#### [Problem details]
Exactly reproduce each line of the listing that follows.

#### [Data to process]
········

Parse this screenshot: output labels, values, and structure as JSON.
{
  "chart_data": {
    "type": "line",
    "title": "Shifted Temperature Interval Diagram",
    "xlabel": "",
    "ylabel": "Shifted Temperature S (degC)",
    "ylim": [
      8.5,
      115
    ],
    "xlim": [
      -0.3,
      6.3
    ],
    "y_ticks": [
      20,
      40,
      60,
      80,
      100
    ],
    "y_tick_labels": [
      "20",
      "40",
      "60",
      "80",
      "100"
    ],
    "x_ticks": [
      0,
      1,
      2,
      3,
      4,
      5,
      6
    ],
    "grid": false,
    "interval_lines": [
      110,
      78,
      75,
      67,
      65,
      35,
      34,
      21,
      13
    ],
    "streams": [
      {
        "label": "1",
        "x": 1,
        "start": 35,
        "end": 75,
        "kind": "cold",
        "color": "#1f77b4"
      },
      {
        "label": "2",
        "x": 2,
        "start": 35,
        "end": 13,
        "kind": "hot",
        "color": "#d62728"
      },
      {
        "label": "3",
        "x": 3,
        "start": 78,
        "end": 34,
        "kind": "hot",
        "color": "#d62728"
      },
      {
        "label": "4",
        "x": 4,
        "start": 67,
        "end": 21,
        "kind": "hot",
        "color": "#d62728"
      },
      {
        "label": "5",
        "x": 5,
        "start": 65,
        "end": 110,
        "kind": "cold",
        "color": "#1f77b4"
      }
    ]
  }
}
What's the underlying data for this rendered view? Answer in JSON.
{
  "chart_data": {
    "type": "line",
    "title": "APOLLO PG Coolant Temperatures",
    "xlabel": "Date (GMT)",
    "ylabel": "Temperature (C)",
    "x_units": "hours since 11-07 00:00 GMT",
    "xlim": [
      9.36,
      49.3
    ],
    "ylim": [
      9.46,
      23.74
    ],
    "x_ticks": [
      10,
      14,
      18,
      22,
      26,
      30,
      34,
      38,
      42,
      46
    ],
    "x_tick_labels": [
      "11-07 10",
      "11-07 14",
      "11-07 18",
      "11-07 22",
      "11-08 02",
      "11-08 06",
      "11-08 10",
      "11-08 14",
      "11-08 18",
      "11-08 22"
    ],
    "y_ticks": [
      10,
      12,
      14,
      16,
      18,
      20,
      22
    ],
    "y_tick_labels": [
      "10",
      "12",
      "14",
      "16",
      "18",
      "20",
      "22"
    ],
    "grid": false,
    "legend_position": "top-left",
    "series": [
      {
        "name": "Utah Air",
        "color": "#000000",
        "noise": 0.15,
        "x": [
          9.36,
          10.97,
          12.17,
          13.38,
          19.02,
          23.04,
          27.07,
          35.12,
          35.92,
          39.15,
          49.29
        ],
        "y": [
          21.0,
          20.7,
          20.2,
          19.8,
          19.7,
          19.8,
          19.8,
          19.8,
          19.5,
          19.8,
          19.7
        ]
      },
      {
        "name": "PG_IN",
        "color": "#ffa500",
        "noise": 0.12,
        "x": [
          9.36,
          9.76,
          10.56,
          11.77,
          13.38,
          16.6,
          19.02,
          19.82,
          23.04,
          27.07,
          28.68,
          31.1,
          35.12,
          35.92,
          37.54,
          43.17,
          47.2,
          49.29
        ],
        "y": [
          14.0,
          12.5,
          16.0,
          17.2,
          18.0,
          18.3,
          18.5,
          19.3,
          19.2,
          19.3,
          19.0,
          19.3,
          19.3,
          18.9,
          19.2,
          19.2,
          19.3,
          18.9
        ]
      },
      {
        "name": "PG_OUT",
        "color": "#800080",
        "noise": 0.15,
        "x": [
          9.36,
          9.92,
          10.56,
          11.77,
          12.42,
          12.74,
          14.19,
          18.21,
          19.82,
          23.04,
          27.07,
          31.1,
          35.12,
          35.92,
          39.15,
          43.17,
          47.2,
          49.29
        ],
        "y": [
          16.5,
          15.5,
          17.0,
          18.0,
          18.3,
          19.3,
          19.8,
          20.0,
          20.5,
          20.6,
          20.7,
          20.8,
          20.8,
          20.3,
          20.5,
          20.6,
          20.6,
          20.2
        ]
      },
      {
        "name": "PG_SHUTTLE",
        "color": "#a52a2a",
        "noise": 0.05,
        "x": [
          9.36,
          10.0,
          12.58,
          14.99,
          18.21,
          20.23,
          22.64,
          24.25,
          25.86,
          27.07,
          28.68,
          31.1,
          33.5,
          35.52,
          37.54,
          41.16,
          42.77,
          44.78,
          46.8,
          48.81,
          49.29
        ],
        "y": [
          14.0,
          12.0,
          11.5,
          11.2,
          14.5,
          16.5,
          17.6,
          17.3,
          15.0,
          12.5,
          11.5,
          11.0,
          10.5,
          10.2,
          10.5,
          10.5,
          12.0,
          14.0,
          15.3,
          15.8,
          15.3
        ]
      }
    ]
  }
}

········

#### [Exercise solution]
Parse this screenshot: output labels, values, and structure as JSON.
{
  "chart_data": {
    "type": "line",
    "title": "Shifted Temperature Interval Diagram",
    "xlabel": "",
    "ylabel": "Shifted Temperature S (degC)",
    "ylim": [
      8.5,
      115
    ],
    "xlim": [
      -0.3,
      6.3
    ],
    "y_ticks": [
      20,
      40,
      60,
      80,
      100
    ],
    "y_tick_labels": [
      "20",
      "40",
      "60",
      "80",
      "100"
    ],
    "x_ticks": [
      0,
      1,
      2,
      3,
      4,
      5,
      6
    ],
    "grid": false,
    "interval_lines": [
      110,
      78,
      75,
      67,
      65,
      35,
      34,
      21,
      13
    ],
    "streams": [
      {
        "label": "1",
        "x": 1,
        "start": 35,
        "end": 75,
        "kind": "cold",
        "color": "#1f77b4"
      },
      {
        "label": "2",
        "x": 2,
        "start": 35,
        "end": 13,
        "kind": "hot",
        "color": "#d62728"
      },
      {
        "label": "3",
        "x": 3,
        "start": 78,
        "end": 34,
        "kind": "hot",
        "color": "#d62728"
      },
      {
        "label": "4",
        "x": 4,
        "start": 67,
        "end": 21,
        "kind": "hot",
        "color": "#d62728"
      },
      {
        "label": "5",
        "x": 5,
        "start": 65,
        "end": 110,
        "kind": "cold",
        "color": "#1f77b4"
      }
    ]
  }
}
What's the underlying data for this rendered view? Answer in JSON.
{
  "chart_data": {
    "type": "line",
    "title": "APOLLO PG Coolant Temperatures",
    "xlabel": "Date (GMT)",
    "ylabel": "Temperature (C)",
    "x_units": "hours since 11-07 00:00 GMT",
    "xlim": [
      9.36,
      49.3
    ],
    "ylim": [
      9.46,
      23.74
    ],
    "x_ticks": [
      10,
      14,
      18,
      22,
      26,
      30,
      34,
      38,
      42,
      46
    ],
    "x_tick_labels": [
      "11-07 10",
      "11-07 14",
      "11-07 18",
      "11-07 22",
      "11-08 02",
      "11-08 06",
      "11-08 10",
      "11-08 14",
      "11-08 18",
      "11-08 22"
    ],
    "y_ticks": [
      10,
      12,
      14,
      16,
      18,
      20,
      22
    ],
    "y_tick_labels": [
      "10",
      "12",
      "14",
      "16",
      "18",
      "20",
      "22"
    ],
    "grid": false,
    "legend_position": "top-left",
    "series": [
      {
        "name": "Utah Air",
        "color": "#000000",
        "noise": 0.15,
        "x": [
          9.36,
          10.97,
          12.17,
          13.38,
          19.02,
          23.04,
          27.07,
          35.12,
          35.92,
          39.15,
          49.29
        ],
        "y": [
          21.0,
          20.7,
          20.2,
          19.8,
          19.7,
          19.8,
          19.8,
          19.8,
          19.5,
          19.8,
          19.7
        ]
      },
      {
        "name": "PG_IN",
        "color": "#ffa500",
        "noise": 0.12,
        "x": [
          9.36,
          9.76,
          10.56,
          11.77,
          13.38,
          16.6,
          19.02,
          19.82,
          23.04,
          27.07,
          28.68,
          31.1,
          35.12,
          35.92,
          37.54,
          43.17,
          47.2,
          49.29
        ],
        "y": [
          14.0,
          12.5,
          16.0,
          17.2,
          18.0,
          18.3,
          18.5,
          19.3,
          19.2,
          19.3,
          19.0,
          19.3,
          19.3,
          18.9,
          19.2,
          19.2,
          19.3,
          18.9
        ]
      },
      {
        "name": "PG_OUT",
        "color": "#800080",
        "noise": 0.15,
        "x": [
          9.36,
          9.92,
          10.56,
          11.77,
          12.42,
          12.74,
          14.19,
          18.21,
          19.82,
          23.04,
          27.07,
          31.1,
          35.12,
          35.92,
          39.15,
          43.17,
          47.2,
          49.29
        ],
        "y": [
          16.5,
          15.5,
          17.0,
          18.0,
          18.3,
          19.3,
          19.8,
          20.0,
          20.5,
          20.6,
          20.7,
          20.8,
          20.8,
          20.3,
          20.5,
          20.6,
          20.6,
          20.2
        ]
      },
      {
        "name": "PG_SHUTTLE",
        "color": "#a52a2a",
        "noise": 0.05,
        "x": [
          9.36,
          10.0,
          12.58,
          14.99,
          18.21,
          20.23,
          22.64,
          24.25,
          25.86,
          27.07,
          28.68,
          31.1,
          33.5,
          35.52,
          37.54,
          41.16,
          42.77,
          44.78,
          46.8,
          48.81,
          49.29
        ],
        "y": [
          14.0,
          12.0,
          11.5,
          11.2,
          14.5,
          16.5,
          17.6,
          17.3,
          15.0,
          12.5,
          11.5,
          11.0,
          10.5,
          10.2,
          10.5,
          10.5,
          12.0,
          14.0,
          15.3,
          15.8,
          15.3
        ]
      }
    ]
  }
}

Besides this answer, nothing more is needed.